* [What you will do]: Word for word, print each line of the listing below; pictures stay out.

* start *

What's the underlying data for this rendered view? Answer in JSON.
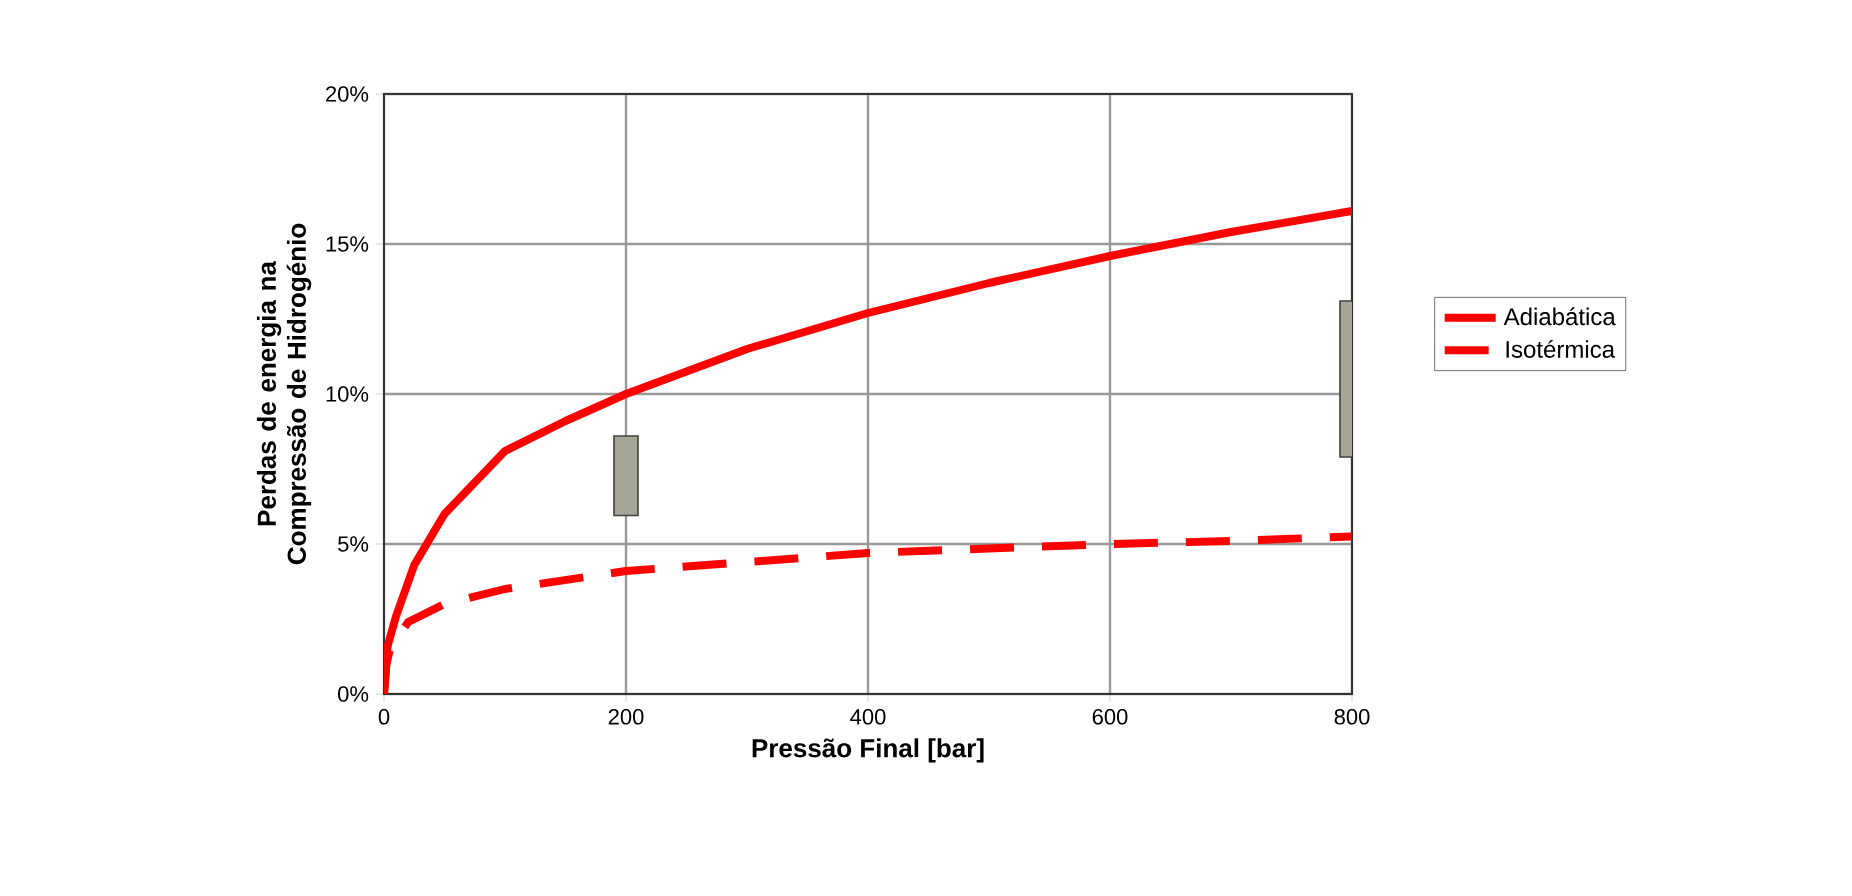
{
  "chart_data": {
    "type": "line",
    "xlabel": "Pressão Final [bar]",
    "ylabel": "Perdas de energia na Compressão de Hidrogénio",
    "xlim": [
      0,
      800
    ],
    "ylim": [
      0,
      20
    ],
    "xticks": [
      0,
      200,
      400,
      600,
      800
    ],
    "yticks": [
      {
        "value": 0,
        "label": "0%"
      },
      {
        "value": 5,
        "label": "5%"
      },
      {
        "value": 10,
        "label": "10%"
      },
      {
        "value": 15,
        "label": "15%"
      },
      {
        "value": 20,
        "label": "20%"
      }
    ],
    "grid": true,
    "legend": "right",
    "series": [
      {
        "name": "Adiabática",
        "color": "#ff0000",
        "line_style": "solid",
        "x": [
          0,
          3,
          10,
          25,
          50,
          100,
          150,
          200,
          300,
          400,
          500,
          600,
          700,
          800
        ],
        "values": [
          0,
          1.6,
          2.6,
          4.3,
          6.0,
          8.1,
          9.1,
          10.0,
          11.5,
          12.7,
          13.7,
          14.6,
          15.4,
          16.1
        ]
      },
      {
        "name": "Isotérmica",
        "color": "#ff0000",
        "line_style": "dashed",
        "x": [
          0,
          2,
          5,
          20,
          50,
          100,
          150,
          200,
          300,
          400,
          500,
          600,
          700,
          800
        ],
        "values": [
          0,
          1.0,
          1.5,
          2.4,
          3.0,
          3.5,
          3.8,
          4.1,
          4.4,
          4.7,
          4.85,
          5.0,
          5.1,
          5.25
        ]
      },
      {
        "type": "bar",
        "color": "#a6a696",
        "x": [
          200,
          800
        ],
        "base": [
          5.95,
          7.9
        ],
        "values": [
          2.65,
          5.2
        ]
      }
    ]
  }
}
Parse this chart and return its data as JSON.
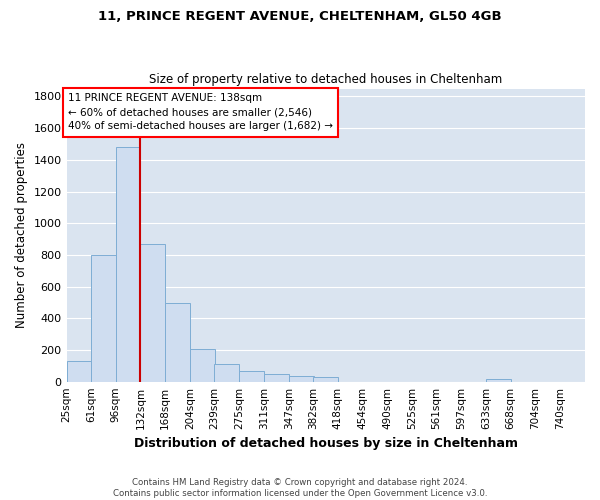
{
  "title1": "11, PRINCE REGENT AVENUE, CHELTENHAM, GL50 4GB",
  "title2": "Size of property relative to detached houses in Cheltenham",
  "xlabel": "Distribution of detached houses by size in Cheltenham",
  "ylabel": "Number of detached properties",
  "footnote": "Contains HM Land Registry data © Crown copyright and database right 2024.\nContains public sector information licensed under the Open Government Licence v3.0.",
  "bin_labels": [
    "25sqm",
    "61sqm",
    "96sqm",
    "132sqm",
    "168sqm",
    "204sqm",
    "239sqm",
    "275sqm",
    "311sqm",
    "347sqm",
    "382sqm",
    "418sqm",
    "454sqm",
    "490sqm",
    "525sqm",
    "561sqm",
    "597sqm",
    "633sqm",
    "668sqm",
    "704sqm",
    "740sqm"
  ],
  "bin_edges": [
    25,
    61,
    96,
    132,
    168,
    204,
    239,
    275,
    311,
    347,
    382,
    418,
    454,
    490,
    525,
    561,
    597,
    633,
    668,
    704,
    740
  ],
  "values": [
    130,
    800,
    1480,
    870,
    495,
    205,
    110,
    70,
    50,
    37,
    28,
    0,
    0,
    0,
    0,
    0,
    0,
    18,
    0,
    0,
    0
  ],
  "bar_color": "#cfddf0",
  "bar_edge_color": "#7eadd4",
  "grid_color": "#ffffff",
  "bg_color": "#dae4f0",
  "vline_x": 132,
  "vline_color": "#cc0000",
  "annotation_text": "11 PRINCE REGENT AVENUE: 138sqm\n← 60% of detached houses are smaller (2,546)\n40% of semi-detached houses are larger (1,682) →",
  "ylim": [
    0,
    1850
  ],
  "yticks": [
    0,
    200,
    400,
    600,
    800,
    1000,
    1200,
    1400,
    1600,
    1800
  ]
}
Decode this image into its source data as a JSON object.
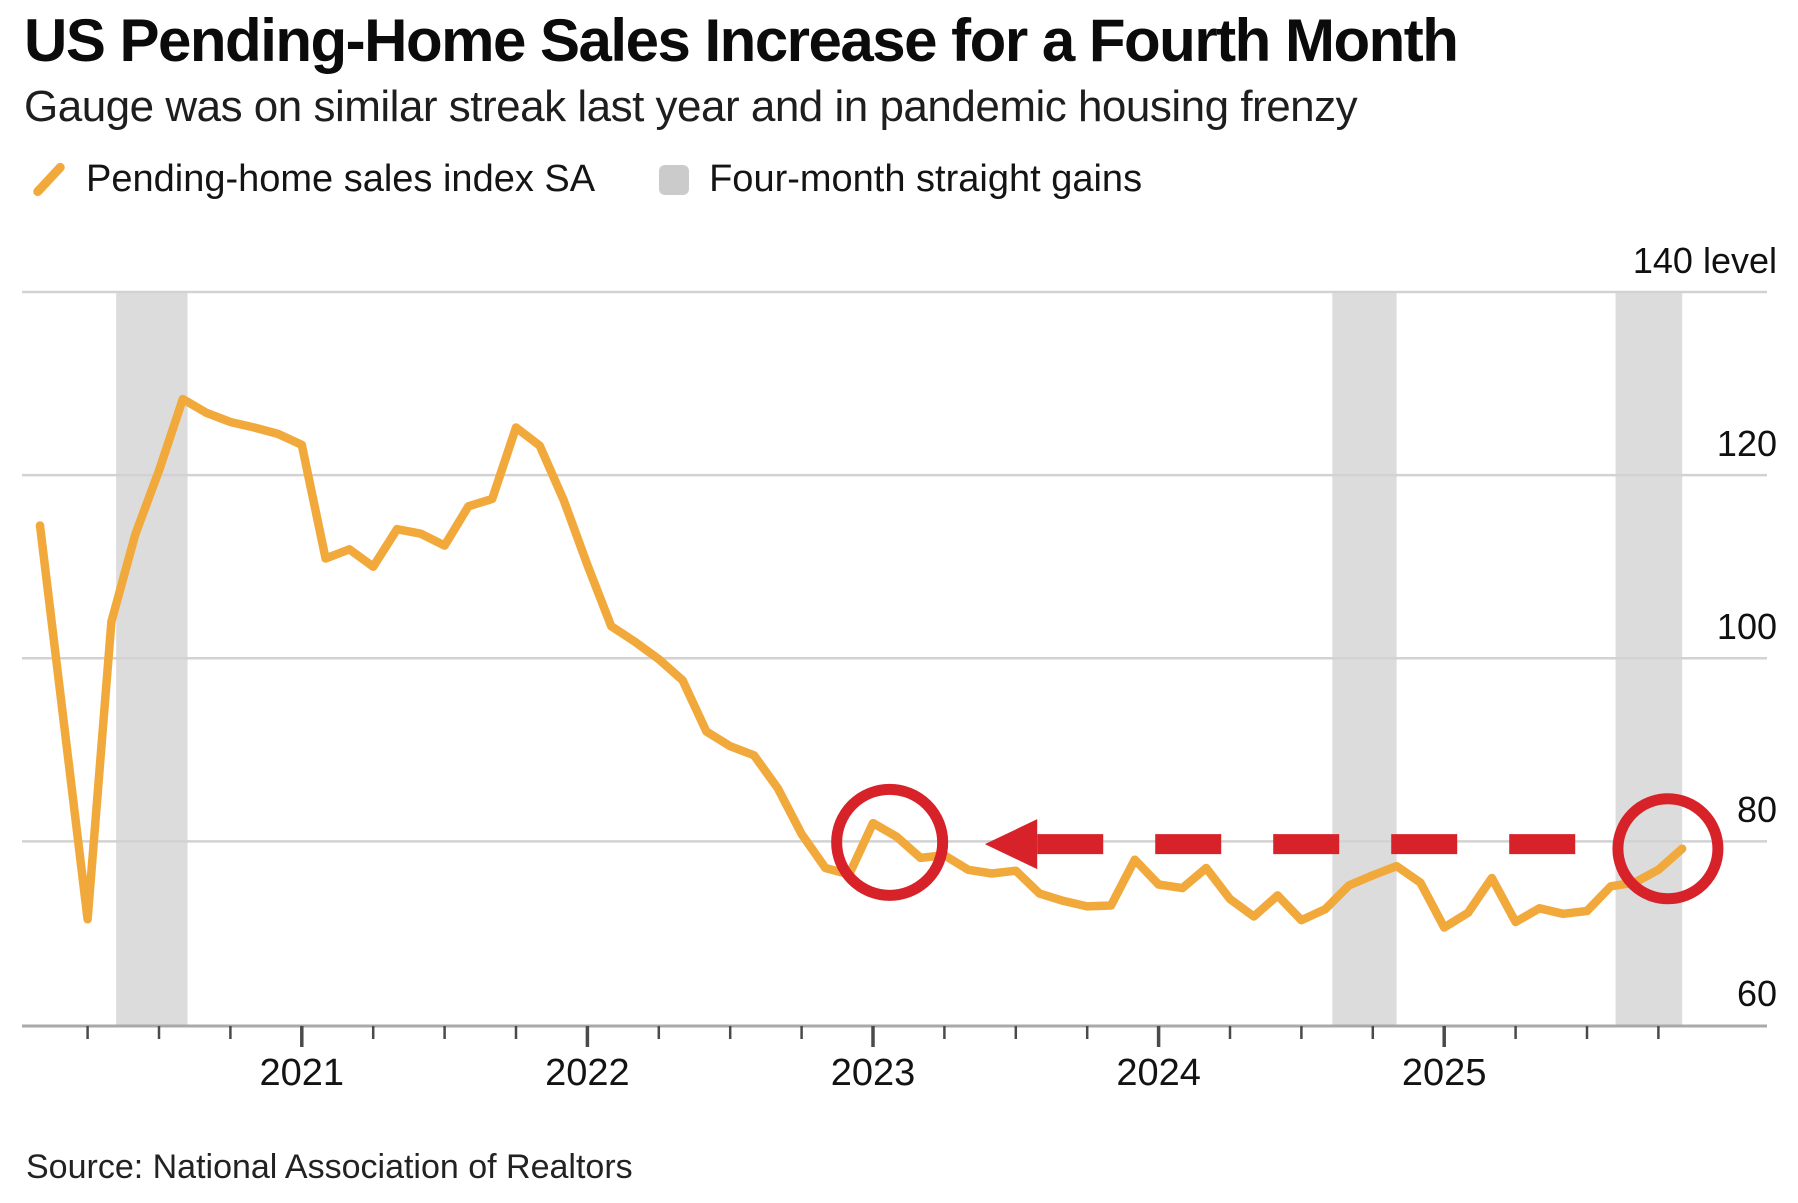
{
  "header": {
    "title": "US Pending-Home Sales Increase for a Fourth Month",
    "subtitle": "Gauge was on similar streak last year and in pandemic housing frenzy"
  },
  "legend": {
    "items": [
      {
        "label": "Pending-home sales index SA",
        "swatch": "line"
      },
      {
        "label": "Four-month straight gains",
        "swatch": "band"
      }
    ]
  },
  "source": "Source: National Association of Realtors",
  "colors": {
    "line": "#F2A93C",
    "red": "#D8222A",
    "band": "#DCDCDC",
    "grid": "#D2D2D2",
    "axis": "#A9A9A9",
    "tick": "#4A4A4A"
  },
  "chart_data": {
    "type": "line",
    "title": "US Pending-Home Sales Increase for a Fourth Month",
    "ylabel": "level",
    "ylim": [
      60,
      140
    ],
    "grid": "horizontal",
    "legend_position": "top-left",
    "x_start": "2020-02",
    "x_frequency": "monthly",
    "series": [
      {
        "name": "Pending-home sales index SA",
        "values": [
          114.5,
          93.0,
          71.5,
          104.0,
          113.5,
          120.5,
          128.3,
          126.8,
          125.8,
          125.2,
          124.5,
          123.3,
          110.9,
          111.9,
          110.0,
          114.1,
          113.6,
          112.3,
          116.6,
          117.4,
          125.2,
          123.2,
          117.3,
          110.2,
          103.5,
          101.8,
          99.9,
          97.6,
          92.0,
          90.4,
          89.4,
          85.8,
          80.8,
          77.1,
          76.4,
          82.0,
          80.5,
          78.2,
          78.5,
          76.9,
          76.5,
          76.8,
          74.3,
          73.5,
          72.9,
          73.0,
          78.0,
          75.3,
          74.9,
          77.1,
          73.7,
          71.8,
          74.1,
          71.4,
          72.6,
          75.2,
          76.3,
          77.3,
          75.5,
          70.6,
          72.2,
          76.0,
          71.2,
          72.7,
          72.1,
          72.4,
          75.1,
          75.5,
          76.9,
          79.2
        ]
      }
    ],
    "y_ticks": [
      {
        "value": 140,
        "label": "140 level"
      },
      {
        "value": 120,
        "label": "120"
      },
      {
        "value": 100,
        "label": "100"
      },
      {
        "value": 80,
        "label": "80"
      },
      {
        "value": 60,
        "label": "60"
      }
    ],
    "x_ticks": [
      {
        "label": "2021",
        "index": 11
      },
      {
        "label": "2022",
        "index": 23
      },
      {
        "label": "2023",
        "index": 35
      },
      {
        "label": "2024",
        "index": 47
      },
      {
        "label": "2025",
        "index": 59
      }
    ],
    "gain_bands": {
      "name": "Four-month straight gains",
      "ranges": [
        {
          "from_index": 3.2,
          "to_index": 6.2
        },
        {
          "from_index": 54.3,
          "to_index": 57.0
        },
        {
          "from_index": 66.2,
          "to_index": 69.0
        }
      ]
    },
    "annotations": {
      "circles": [
        {
          "index": 35.7,
          "value": 79.9,
          "radius_px": 53
        },
        {
          "index": 68.4,
          "value": 79.2,
          "radius_px": 50
        }
      ],
      "arrow": {
        "value": 79.7,
        "tail_index": 66.0,
        "head_base_index": 41.9,
        "tip_index": 39.7
      }
    }
  }
}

* end *

* [Exercise solution]:
What's the underlying data for this rendered view? Answer in JSON.
{
  "chart_data": {
    "type": "line",
    "xlabel": "Pressão Final [bar]",
    "ylabel": "Perdas de energia na Compressão de Hidrogénio",
    "xlim": [
      0,
      800
    ],
    "ylim": [
      0,
      20
    ],
    "xticks": [
      0,
      200,
      400,
      600,
      800
    ],
    "yticks": [
      {
        "value": 0,
        "label": "0%"
      },
      {
        "value": 5,
        "label": "5%"
      },
      {
        "value": 10,
        "label": "10%"
      },
      {
        "value": 15,
        "label": "15%"
      },
      {
        "value": 20,
        "label": "20%"
      }
    ],
    "grid": true,
    "legend": "right",
    "series": [
      {
        "name": "Adiabática",
        "color": "#ff0000",
        "line_style": "solid",
        "x": [
          0,
          3,
          10,
          25,
          50,
          100,
          150,
          200,
          300,
          400,
          500,
          600,
          700,
          800
        ],
        "values": [
          0,
          1.6,
          2.6,
          4.3,
          6.0,
          8.1,
          9.1,
          10.0,
          11.5,
          12.7,
          13.7,
          14.6,
          15.4,
          16.1
        ]
      },
      {
        "name": "Isotérmica",
        "color": "#ff0000",
        "line_style": "dashed",
        "x": [
          0,
          2,
          5,
          20,
          50,
          100,
          150,
          200,
          300,
          400,
          500,
          600,
          700,
          800
        ],
        "values": [
          0,
          1.0,
          1.5,
          2.4,
          3.0,
          3.5,
          3.8,
          4.1,
          4.4,
          4.7,
          4.85,
          5.0,
          5.1,
          5.25
        ]
      },
      {
        "type": "bar",
        "color": "#a6a696",
        "x": [
          200,
          800
        ],
        "base": [
          5.95,
          7.9
        ],
        "values": [
          2.65,
          5.2
        ]
      }
    ]
  }
}
Parse this chart and return its data as JSON.
{
  "title1": "11, PRINCE REGENT AVENUE, CHELTENHAM, GL50 4GB",
  "title2": "Size of property relative to detached houses in Cheltenham",
  "xlabel": "Distribution of detached houses by size in Cheltenham",
  "ylabel": "Number of detached properties",
  "footnote": "Contains HM Land Registry data © Crown copyright and database right 2024.\nContains public sector information licensed under the Open Government Licence v3.0.",
  "bin_labels": [
    "25sqm",
    "61sqm",
    "96sqm",
    "132sqm",
    "168sqm",
    "204sqm",
    "239sqm",
    "275sqm",
    "311sqm",
    "347sqm",
    "382sqm",
    "418sqm",
    "454sqm",
    "490sqm",
    "525sqm",
    "561sqm",
    "597sqm",
    "633sqm",
    "668sqm",
    "704sqm",
    "740sqm"
  ],
  "bin_edges": [
    25,
    61,
    96,
    132,
    168,
    204,
    239,
    275,
    311,
    347,
    382,
    418,
    454,
    490,
    525,
    561,
    597,
    633,
    668,
    704,
    740
  ],
  "values": [
    130,
    800,
    1480,
    870,
    495,
    205,
    110,
    70,
    50,
    37,
    28,
    0,
    0,
    0,
    0,
    0,
    0,
    18,
    0,
    0,
    0
  ],
  "bar_color": "#cfddf0",
  "bar_edge_color": "#7eadd4",
  "grid_color": "#ffffff",
  "bg_color": "#dae4f0",
  "vline_x": 132,
  "vline_color": "#cc0000",
  "annotation_text": "11 PRINCE REGENT AVENUE: 138sqm\n← 60% of detached houses are smaller (2,546)\n40% of semi-detached houses are larger (1,682) →",
  "ylim": [
    0,
    1850
  ],
  "yticks": [
    0,
    200,
    400,
    600,
    800,
    1000,
    1200,
    1400,
    1600,
    1800
  ]
}
Decode this image into its source data as a JSON object.
{
  "header": {
    "title": "US Pending-Home Sales Increase for a Fourth Month",
    "subtitle": "Gauge was on similar streak last year and in pandemic housing frenzy"
  },
  "legend": {
    "items": [
      {
        "label": "Pending-home sales index SA",
        "swatch": "line"
      },
      {
        "label": "Four-month straight gains",
        "swatch": "band"
      }
    ]
  },
  "source": "Source: National Association of Realtors",
  "colors": {
    "line": "#F2A93C",
    "red": "#D8222A",
    "band": "#DCDCDC",
    "grid": "#D2D2D2",
    "axis": "#A9A9A9",
    "tick": "#4A4A4A"
  },
  "chart_data": {
    "type": "line",
    "title": "US Pending-Home Sales Increase for a Fourth Month",
    "ylabel": "level",
    "ylim": [
      60,
      140
    ],
    "grid": "horizontal",
    "legend_position": "top-left",
    "x_start": "2020-02",
    "x_frequency": "monthly",
    "series": [
      {
        "name": "Pending-home sales index SA",
        "values": [
          114.5,
          93.0,
          71.5,
          104.0,
          113.5,
          120.5,
          128.3,
          126.8,
          125.8,
          125.2,
          124.5,
          123.3,
          110.9,
          111.9,
          110.0,
          114.1,
          113.6,
          112.3,
          116.6,
          117.4,
          125.2,
          123.2,
          117.3,
          110.2,
          103.5,
          101.8,
          99.9,
          97.6,
          92.0,
          90.4,
          89.4,
          85.8,
          80.8,
          77.1,
          76.4,
          82.0,
          80.5,
          78.2,
          78.5,
          76.9,
          76.5,
          76.8,
          74.3,
          73.5,
          72.9,
          73.0,
          78.0,
          75.3,
          74.9,
          77.1,
          73.7,
          71.8,
          74.1,
          71.4,
          72.6,
          75.2,
          76.3,
          77.3,
          75.5,
          70.6,
          72.2,
          76.0,
          71.2,
          72.7,
          72.1,
          72.4,
          75.1,
          75.5,
          76.9,
          79.2
        ]
      }
    ],
    "y_ticks": [
      {
        "value": 140,
        "label": "140 level"
      },
      {
        "value": 120,
        "label": "120"
      },
      {
        "value": 100,
        "label": "100"
      },
      {
        "value": 80,
        "label": "80"
      },
      {
        "value": 60,
        "label": "60"
      }
    ],
    "x_ticks": [
      {
        "label": "2021",
        "index": 11
      },
      {
        "label": "2022",
        "index": 23
      },
      {
        "label": "2023",
        "index": 35
      },
      {
        "label": "2024",
        "index": 47
      },
      {
        "label": "2025",
        "index": 59
      }
    ],
    "gain_bands": {
      "name": "Four-month straight gains",
      "ranges": [
        {
          "from_index": 3.2,
          "to_index": 6.2
        },
        {
          "from_index": 54.3,
          "to_index": 57.0
        },
        {
          "from_index": 66.2,
          "to_index": 69.0
        }
      ]
    },
    "annotations": {
      "circles": [
        {
          "index": 35.7,
          "value": 79.9,
          "radius_px": 53
        },
        {
          "index": 68.4,
          "value": 79.2,
          "radius_px": 50
        }
      ],
      "arrow": {
        "value": 79.7,
        "tail_index": 66.0,
        "head_base_index": 41.9,
        "tip_index": 39.7
      }
    }
  }
}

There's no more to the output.